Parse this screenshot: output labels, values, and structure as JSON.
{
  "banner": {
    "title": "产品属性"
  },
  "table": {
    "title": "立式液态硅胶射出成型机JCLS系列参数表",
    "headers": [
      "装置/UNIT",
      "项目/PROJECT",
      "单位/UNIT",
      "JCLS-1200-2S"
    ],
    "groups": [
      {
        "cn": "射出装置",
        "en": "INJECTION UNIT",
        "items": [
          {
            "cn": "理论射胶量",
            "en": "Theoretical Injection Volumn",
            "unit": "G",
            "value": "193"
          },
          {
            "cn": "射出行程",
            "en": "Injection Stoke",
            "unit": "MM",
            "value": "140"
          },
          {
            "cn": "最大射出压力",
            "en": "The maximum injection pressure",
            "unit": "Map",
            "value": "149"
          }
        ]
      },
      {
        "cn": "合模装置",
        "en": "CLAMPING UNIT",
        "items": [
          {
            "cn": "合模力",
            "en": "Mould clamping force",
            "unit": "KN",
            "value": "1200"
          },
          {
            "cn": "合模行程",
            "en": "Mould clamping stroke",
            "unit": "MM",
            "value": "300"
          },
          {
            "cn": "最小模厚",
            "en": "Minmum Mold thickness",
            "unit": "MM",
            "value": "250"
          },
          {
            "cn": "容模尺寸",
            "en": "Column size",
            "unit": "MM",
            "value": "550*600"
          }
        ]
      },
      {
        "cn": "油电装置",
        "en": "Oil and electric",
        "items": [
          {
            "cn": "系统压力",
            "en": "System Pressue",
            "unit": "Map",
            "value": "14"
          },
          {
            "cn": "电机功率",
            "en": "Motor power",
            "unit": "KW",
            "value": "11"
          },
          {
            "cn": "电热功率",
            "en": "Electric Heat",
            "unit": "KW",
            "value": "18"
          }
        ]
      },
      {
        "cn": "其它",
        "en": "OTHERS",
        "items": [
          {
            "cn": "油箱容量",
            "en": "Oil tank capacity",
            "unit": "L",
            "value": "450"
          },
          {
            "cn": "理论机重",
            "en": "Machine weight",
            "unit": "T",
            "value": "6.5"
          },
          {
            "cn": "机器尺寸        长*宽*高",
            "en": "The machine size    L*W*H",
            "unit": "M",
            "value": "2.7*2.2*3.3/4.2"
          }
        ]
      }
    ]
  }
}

- _Required work_
Extract the complete set of records unchanged.

- _The solution_
Parse this screenshot: output labels, values, and structure as JSON.
{
  "banner": {
    "title": "产品属性"
  },
  "table": {
    "title": "立式液态硅胶射出成型机JCLS系列参数表",
    "headers": [
      "装置/UNIT",
      "项目/PROJECT",
      "单位/UNIT",
      "JCLS-1200-2S"
    ],
    "groups": [
      {
        "cn": "射出装置",
        "en": "INJECTION UNIT",
        "items": [
          {
            "cn": "理论射胶量",
            "en": "Theoretical Injection Volumn",
            "unit": "G",
            "value": "193"
          },
          {
            "cn": "射出行程",
            "en": "Injection Stoke",
            "unit": "MM",
            "value": "140"
          },
          {
            "cn": "最大射出压力",
            "en": "The maximum injection pressure",
            "unit": "Map",
            "value": "149"
          }
        ]
      },
      {
        "cn": "合模装置",
        "en": "CLAMPING UNIT",
        "items": [
          {
            "cn": "合模力",
            "en": "Mould clamping force",
            "unit": "KN",
            "value": "1200"
          },
          {
            "cn": "合模行程",
            "en": "Mould clamping stroke",
            "unit": "MM",
            "value": "300"
          },
          {
            "cn": "最小模厚",
            "en": "Minmum Mold thickness",
            "unit": "MM",
            "value": "250"
          },
          {
            "cn": "容模尺寸",
            "en": "Column size",
            "unit": "MM",
            "value": "550*600"
          }
        ]
      },
      {
        "cn": "油电装置",
        "en": "Oil and electric",
        "items": [
          {
            "cn": "系统压力",
            "en": "System Pressue",
            "unit": "Map",
            "value": "14"
          },
          {
            "cn": "电机功率",
            "en": "Motor power",
            "unit": "KW",
            "value": "11"
          },
          {
            "cn": "电热功率",
            "en": "Electric Heat",
            "unit": "KW",
            "value": "18"
          }
        ]
      },
      {
        "cn": "其它",
        "en": "OTHERS",
        "items": [
          {
            "cn": "油箱容量",
            "en": "Oil tank capacity",
            "unit": "L",
            "value": "450"
          },
          {
            "cn": "理论机重",
            "en": "Machine weight",
            "unit": "T",
            "value": "6.5"
          },
          {
            "cn": "机器尺寸        长*宽*高",
            "en": "The machine size    L*W*H",
            "unit": "M",
            "value": "2.7*2.2*3.3/4.2"
          }
        ]
      }
    ]
  }
}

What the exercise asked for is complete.